• GOAL: Take the entries below and reproduce them word for word.

• INPUT RECORDS:
================

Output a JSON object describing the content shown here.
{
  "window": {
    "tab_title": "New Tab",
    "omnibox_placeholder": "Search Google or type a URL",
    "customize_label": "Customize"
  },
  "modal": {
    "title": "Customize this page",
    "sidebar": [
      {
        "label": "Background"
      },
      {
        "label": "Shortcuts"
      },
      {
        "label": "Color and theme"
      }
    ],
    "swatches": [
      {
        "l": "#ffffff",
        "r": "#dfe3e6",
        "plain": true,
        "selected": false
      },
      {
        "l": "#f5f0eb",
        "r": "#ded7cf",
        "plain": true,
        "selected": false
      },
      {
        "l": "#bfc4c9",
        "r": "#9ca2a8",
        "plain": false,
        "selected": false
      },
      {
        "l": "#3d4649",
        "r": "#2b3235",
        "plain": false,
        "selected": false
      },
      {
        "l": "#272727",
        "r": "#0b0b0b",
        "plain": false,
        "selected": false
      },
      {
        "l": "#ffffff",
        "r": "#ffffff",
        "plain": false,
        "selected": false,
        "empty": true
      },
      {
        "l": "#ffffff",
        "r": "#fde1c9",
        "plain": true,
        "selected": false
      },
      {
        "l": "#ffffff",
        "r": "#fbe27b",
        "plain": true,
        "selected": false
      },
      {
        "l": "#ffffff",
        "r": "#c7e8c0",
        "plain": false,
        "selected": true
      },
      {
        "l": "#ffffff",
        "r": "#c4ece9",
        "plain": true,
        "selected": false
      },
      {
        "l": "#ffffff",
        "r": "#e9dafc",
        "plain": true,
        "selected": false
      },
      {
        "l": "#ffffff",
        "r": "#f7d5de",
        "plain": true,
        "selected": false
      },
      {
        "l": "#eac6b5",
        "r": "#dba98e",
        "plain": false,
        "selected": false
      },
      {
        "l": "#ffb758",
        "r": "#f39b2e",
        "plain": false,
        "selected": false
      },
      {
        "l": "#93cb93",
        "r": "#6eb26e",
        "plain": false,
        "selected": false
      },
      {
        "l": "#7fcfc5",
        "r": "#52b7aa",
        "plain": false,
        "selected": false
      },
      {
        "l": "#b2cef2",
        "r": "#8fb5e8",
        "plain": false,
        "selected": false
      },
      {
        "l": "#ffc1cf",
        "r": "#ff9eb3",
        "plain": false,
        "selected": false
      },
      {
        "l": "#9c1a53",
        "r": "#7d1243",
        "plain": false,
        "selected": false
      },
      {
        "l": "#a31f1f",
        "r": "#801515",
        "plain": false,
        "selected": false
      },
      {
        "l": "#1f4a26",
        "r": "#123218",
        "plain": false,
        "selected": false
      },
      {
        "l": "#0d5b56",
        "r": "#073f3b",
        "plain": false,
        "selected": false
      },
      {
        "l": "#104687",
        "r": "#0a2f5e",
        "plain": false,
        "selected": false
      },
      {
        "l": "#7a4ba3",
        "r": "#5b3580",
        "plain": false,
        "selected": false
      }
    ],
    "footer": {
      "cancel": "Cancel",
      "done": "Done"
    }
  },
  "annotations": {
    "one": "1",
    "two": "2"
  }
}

================

• FINAL RESULT:
Output a JSON object describing the content shown here.
{
  "window": {
    "tab_title": "New Tab",
    "omnibox_placeholder": "Search Google or type a URL",
    "customize_label": "Customize"
  },
  "modal": {
    "title": "Customize this page",
    "sidebar": [
      {
        "label": "Background"
      },
      {
        "label": "Shortcuts"
      },
      {
        "label": "Color and theme"
      }
    ],
    "swatches": [
      {
        "l": "#ffffff",
        "r": "#dfe3e6",
        "plain": true,
        "selected": false
      },
      {
        "l": "#f5f0eb",
        "r": "#ded7cf",
        "plain": true,
        "selected": false
      },
      {
        "l": "#bfc4c9",
        "r": "#9ca2a8",
        "plain": false,
        "selected": false
      },
      {
        "l": "#3d4649",
        "r": "#2b3235",
        "plain": false,
        "selected": false
      },
      {
        "l": "#272727",
        "r": "#0b0b0b",
        "plain": false,
        "selected": false
      },
      {
        "l": "#ffffff",
        "r": "#ffffff",
        "plain": false,
        "selected": false,
        "empty": true
      },
      {
        "l": "#ffffff",
        "r": "#fde1c9",
        "plain": true,
        "selected": false
      },
      {
        "l": "#ffffff",
        "r": "#fbe27b",
        "plain": true,
        "selected": false
      },
      {
        "l": "#ffffff",
        "r": "#c7e8c0",
        "plain": false,
        "selected": true
      },
      {
        "l": "#ffffff",
        "r": "#c4ece9",
        "plain": true,
        "selected": false
      },
      {
        "l": "#ffffff",
        "r": "#e9dafc",
        "plain": true,
        "selected": false
      },
      {
        "l": "#ffffff",
        "r": "#f7d5de",
        "plain": true,
        "selected": false
      },
      {
        "l": "#eac6b5",
        "r": "#dba98e",
        "plain": false,
        "selected": false
      },
      {
        "l": "#ffb758",
        "r": "#f39b2e",
        "plain": false,
        "selected": false
      },
      {
        "l": "#93cb93",
        "r": "#6eb26e",
        "plain": false,
        "selected": false
      },
      {
        "l": "#7fcfc5",
        "r": "#52b7aa",
        "plain": false,
        "selected": false
      },
      {
        "l": "#b2cef2",
        "r": "#8fb5e8",
        "plain": false,
        "selected": false
      },
      {
        "l": "#ffc1cf",
        "r": "#ff9eb3",
        "plain": false,
        "selected": false
      },
      {
        "l": "#9c1a53",
        "r": "#7d1243",
        "plain": false,
        "selected": false
      },
      {
        "l": "#a31f1f",
        "r": "#801515",
        "plain": false,
        "selected": false
      },
      {
        "l": "#1f4a26",
        "r": "#123218",
        "plain": false,
        "selected": false
      },
      {
        "l": "#0d5b56",
        "r": "#073f3b",
        "plain": false,
        "selected": false
      },
      {
        "l": "#104687",
        "r": "#0a2f5e",
        "plain": false,
        "selected": false
      },
      {
        "l": "#7a4ba3",
        "r": "#5b3580",
        "plain": false,
        "selected": false
      }
    ],
    "footer": {
      "cancel": "Cancel",
      "done": "Done"
    }
  },
  "annotations": {
    "one": "1",
    "two": "2"
  }
}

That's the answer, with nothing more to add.